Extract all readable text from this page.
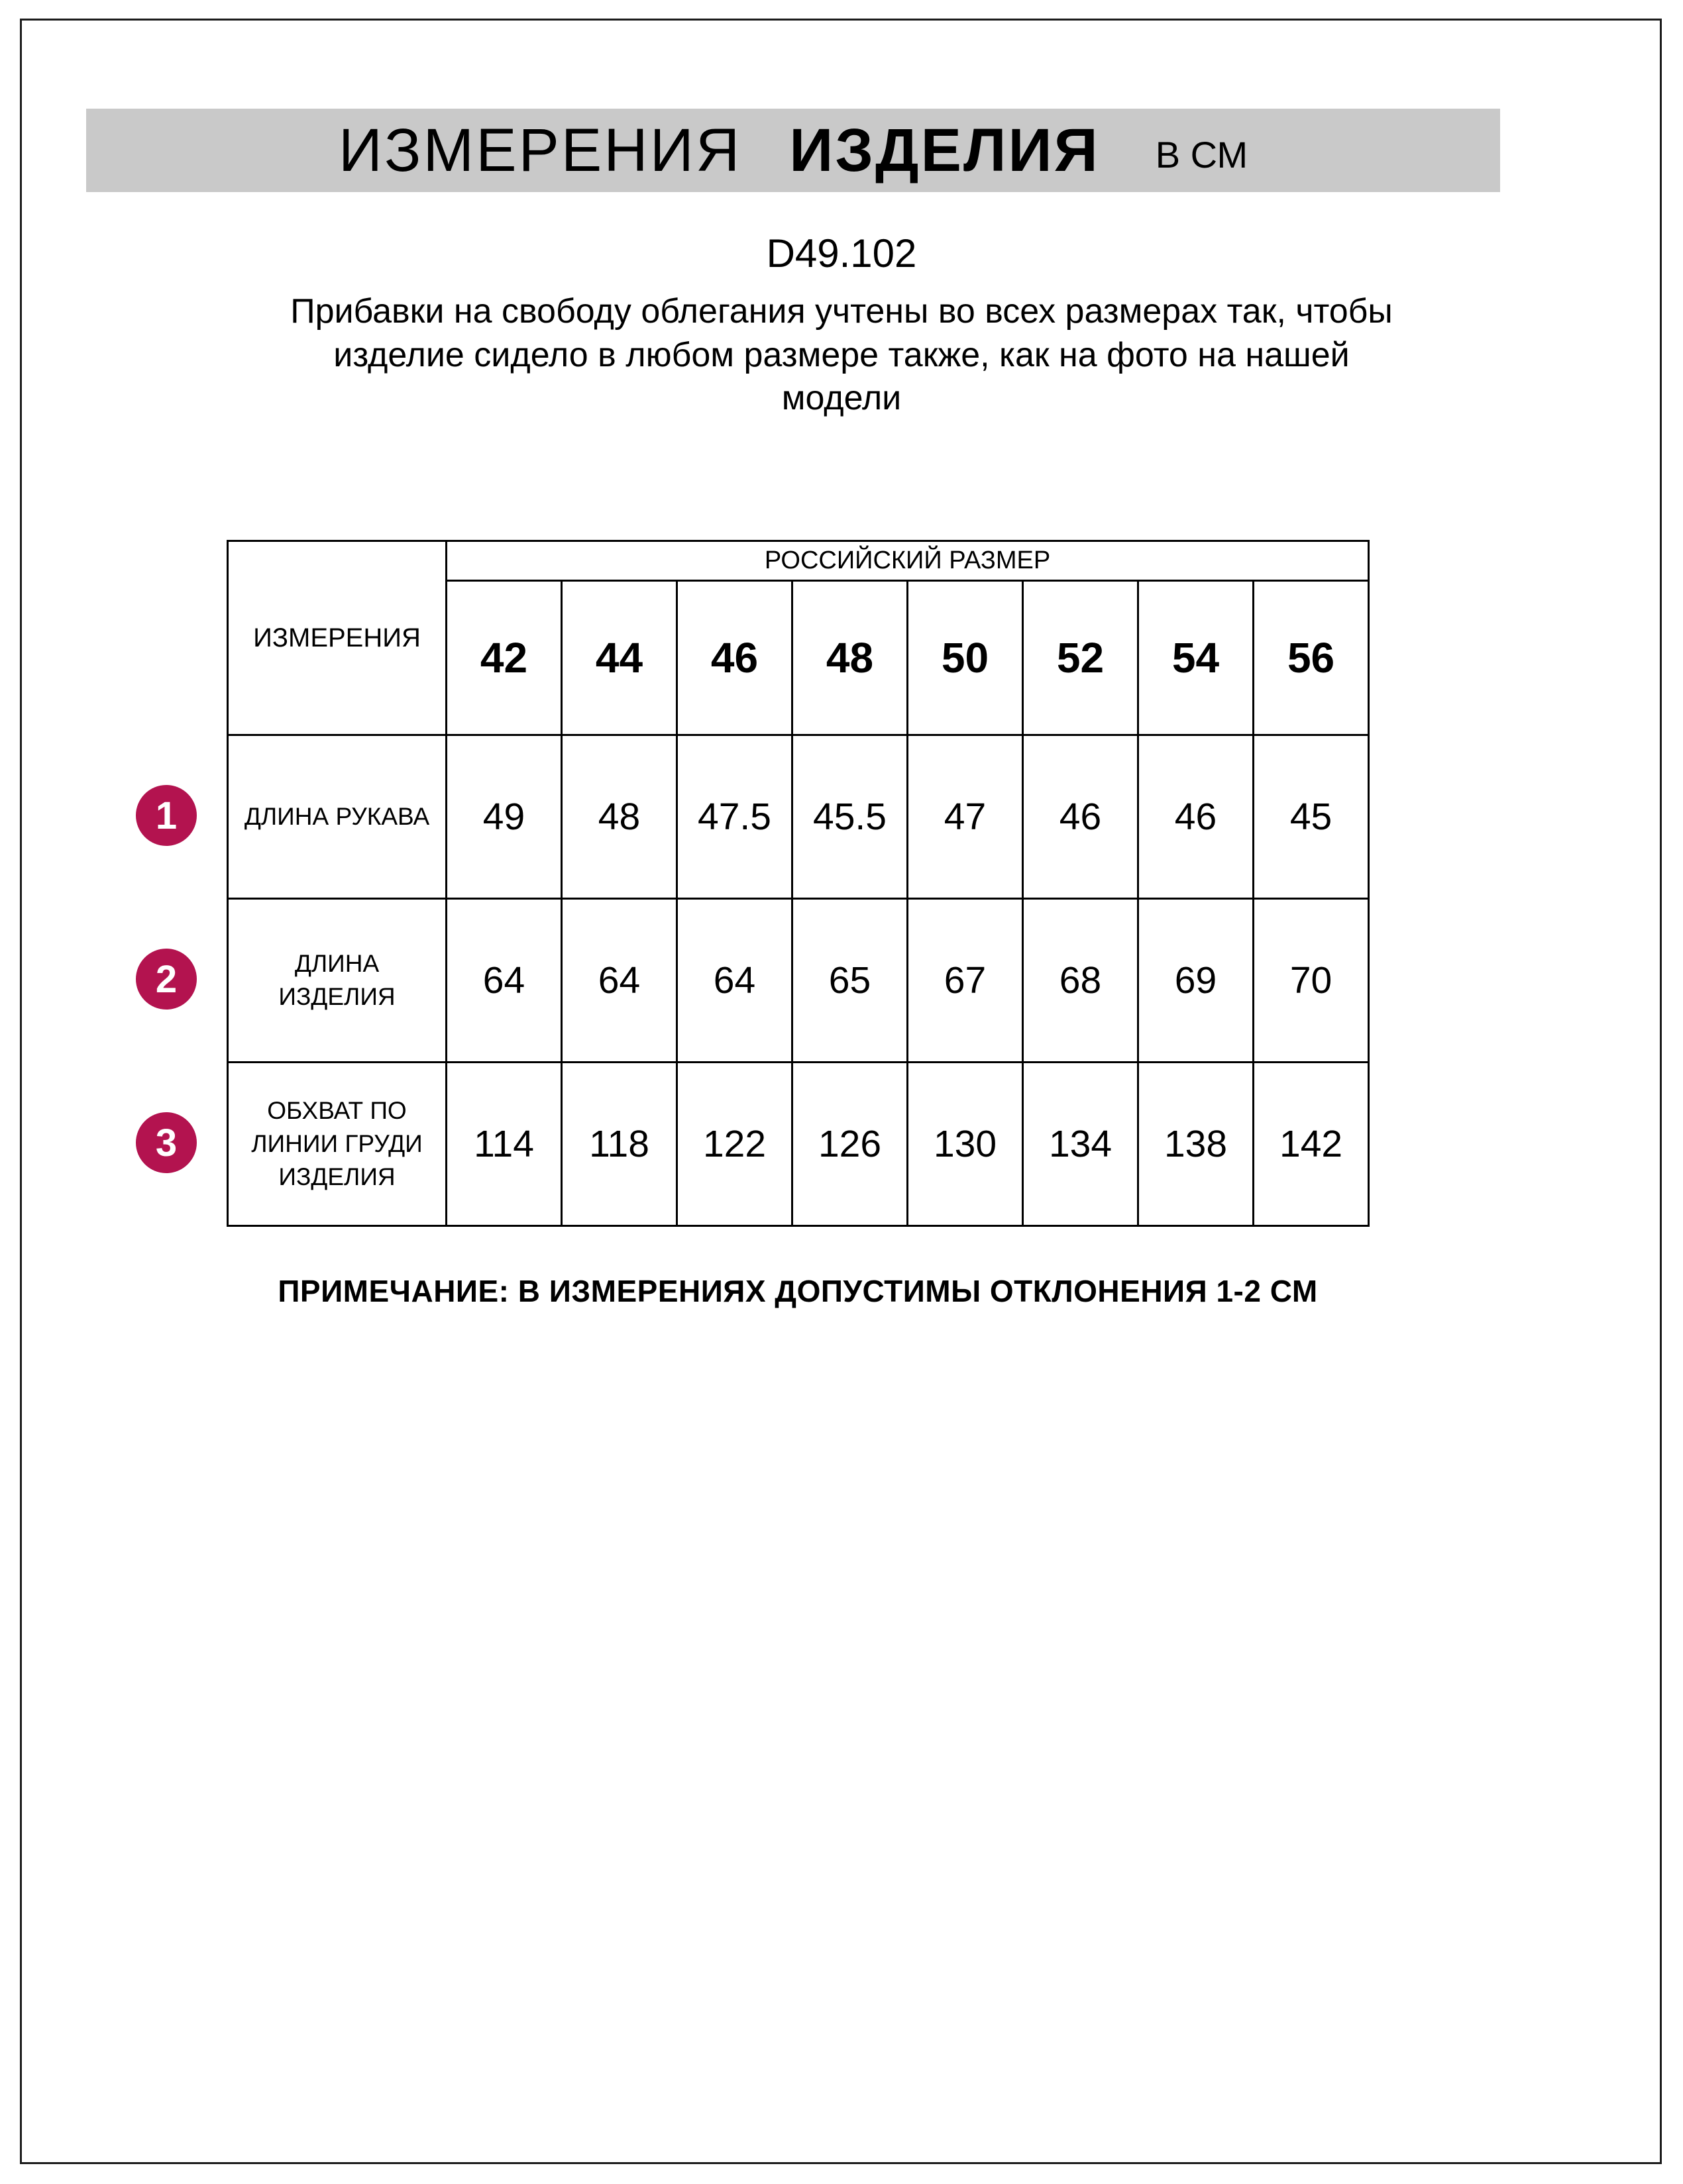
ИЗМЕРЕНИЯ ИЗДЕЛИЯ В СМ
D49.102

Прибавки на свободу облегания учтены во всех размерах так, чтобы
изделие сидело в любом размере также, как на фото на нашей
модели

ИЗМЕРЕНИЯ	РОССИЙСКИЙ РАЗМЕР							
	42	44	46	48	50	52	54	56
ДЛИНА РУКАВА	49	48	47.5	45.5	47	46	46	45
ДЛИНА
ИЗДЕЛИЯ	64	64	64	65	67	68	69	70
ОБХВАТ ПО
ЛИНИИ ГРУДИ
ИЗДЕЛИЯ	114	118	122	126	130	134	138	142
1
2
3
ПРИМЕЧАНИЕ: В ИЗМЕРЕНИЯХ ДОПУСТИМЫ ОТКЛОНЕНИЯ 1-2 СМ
§
Written instruction: Retype the whole listing, keeping every line identical and omitting all pictures.

Full solution:
Extract all readable text from this page.
ИЗМЕРЕНИЯ ИЗДЕЛИЯ В СМ
D49.102

Прибавки на свободу облегания учтены во всех размерах так, чтобы
изделие сидело в любом размере также, как на фото на нашей
модели

ИЗМЕРЕНИЯ	РОССИЙСКИЙ РАЗМЕР							
	42	44	46	48	50	52	54	56
ДЛИНА РУКАВА	49	48	47.5	45.5	47	46	46	45
ДЛИНА
ИЗДЕЛИЯ	64	64	64	65	67	68	69	70
ОБХВАТ ПО
ЛИНИИ ГРУДИ
ИЗДЕЛИЯ	114	118	122	126	130	134	138	142
1
2
3
ПРИМЕЧАНИЕ: В ИЗМЕРЕНИЯХ ДОПУСТИМЫ ОТКЛОНЕНИЯ 1-2 СМ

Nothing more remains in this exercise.